Without including the pictures, copy out every line below.
>> START Listing
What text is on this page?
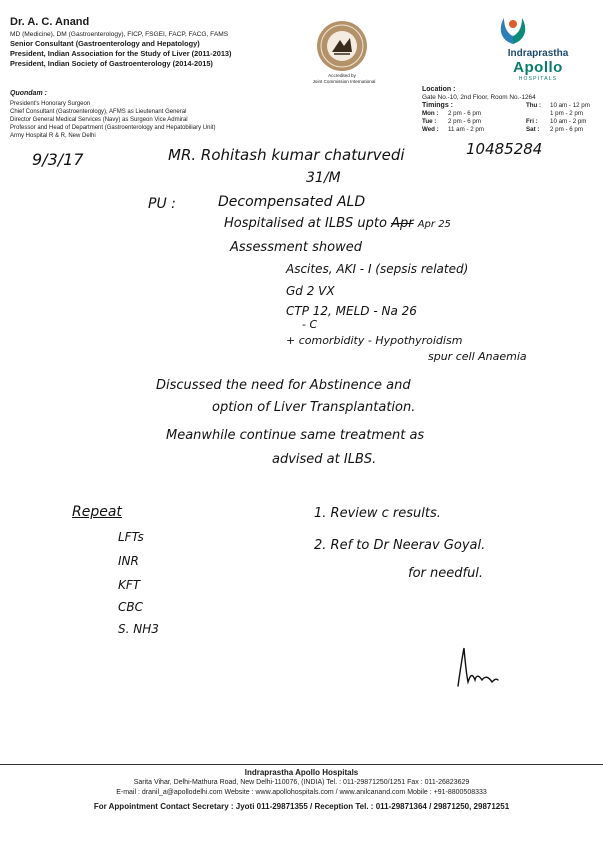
Dr. A. C. Anand
MD (Medicine), DM (Gastroenterology), FICP, FSGEI, FACP, FACG, FAMS
Senior Consultant (Gastroenterology and Hepatology)
President, Indian Association for the Study of Liver (2011-2013)
President, Indian Society of Gastroenterology (2014-2015)
Quondam :
President's Honorary Surgeon
Chief Consultant (Gastroenterology), AFMS as Lieutenant General
Director General Medical Services (Navy) as Surgeon Vice Admiral
Professor and Head of Department (Gastroenterology and Hepatobiliary Unit)
Army Hospital R & R, New Delhi
Accredited by
Joint Commission International
Indraprastha
Apollo
HOSPITALS
Location :
Gate No.-10, 2nd Floor, Room No.-1264
Timings :	Thu : 10 am - 12 pm
Mon : 2 pm - 6 pm	1 pm - 2 pm
Tue : 2 pm - 6 pm	Fri : 10 am - 2 pm
Wed : 11 am - 2 pm	Sat : 2 pm - 6 pm
9/3/17	MR. Rohitash kumar chaturvedi	10485284
31/M
PU :	Decompensated ALD
Hospitalised at ILBS upto Apr Apr 25
Assessment showed
Ascites, AKI - I (sepsis related)
Gd 2 VX
CTP 12, MELD - Na 26
- C
+ comorbidity - Hypothyroidism
spur cell Anaemia
Discussed the need for Abstinence and
option of Liver Transplantation.
Meanwhile continue same treatment as
advised at ILBS.
Repeat
LFTs
INR
KFT
CBC
S. NH3
1. Review c results.
2. Ref to Dr Neerav Goyal.
for needful.
Indraprastha Apollo Hospitals
Sarita Vihar, Delhi-Mathura Road, New Delhi-110076, (INDIA) Tel. : 011-29871250/1251 Fax : 011-26823629
E-mail : dranil_a@apollodelhi.com Website : www.apollohospitals.com / www.anilcanand.com Mobile : +91-8800508333
For Appointment Contact Secretary : Jyoti 011-29871355 / Reception Tel. : 011-29871364 / 29871250, 29871251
>> END Listing
# Task output
What text is on this page?
Dr. A. C. Anand
MD (Medicine), DM (Gastroenterology), FICP, FSGEI, FACP, FACG, FAMS
Senior Consultant (Gastroenterology and Hepatology)
President, Indian Association for the Study of Liver (2011-2013)
President, Indian Society of Gastroenterology (2014-2015)
Quondam :
President's Honorary Surgeon
Chief Consultant (Gastroenterology), AFMS as Lieutenant General
Director General Medical Services (Navy) as Surgeon Vice Admiral
Professor and Head of Department (Gastroenterology and Hepatobiliary Unit)
Army Hospital R & R, New Delhi
Accredited by
Joint Commission International
Indraprastha
Apollo
HOSPITALS
Location :
Gate No.-10, 2nd Floor, Room No.-1264
Timings :	Thu : 10 am - 12 pm
Mon : 2 pm - 6 pm	1 pm - 2 pm
Tue : 2 pm - 6 pm	Fri : 10 am - 2 pm
Wed : 11 am - 2 pm	Sat : 2 pm - 6 pm
9/3/17	MR. Rohitash kumar chaturvedi	10485284
31/M
PU :	Decompensated ALD
Hospitalised at ILBS upto Apr Apr 25
Assessment showed
Ascites, AKI - I (sepsis related)
Gd 2 VX
CTP 12, MELD - Na 26
- C
+ comorbidity - Hypothyroidism
spur cell Anaemia
Discussed the need for Abstinence and
option of Liver Transplantation.
Meanwhile continue same treatment as
advised at ILBS.
Repeat
LFTs
INR
KFT
CBC
S. NH3
1. Review c results.
2. Ref to Dr Neerav Goyal.
for needful.
Indraprastha Apollo Hospitals
Sarita Vihar, Delhi-Mathura Road, New Delhi-110076, (INDIA) Tel. : 011-29871250/1251 Fax : 011-26823629
E-mail : dranil_a@apollodelhi.com Website : www.apollohospitals.com / www.anilcanand.com Mobile : +91-8800508333
For Appointment Contact Secretary : Jyoti 011-29871355 / Reception Tel. : 011-29871364 / 29871250, 29871251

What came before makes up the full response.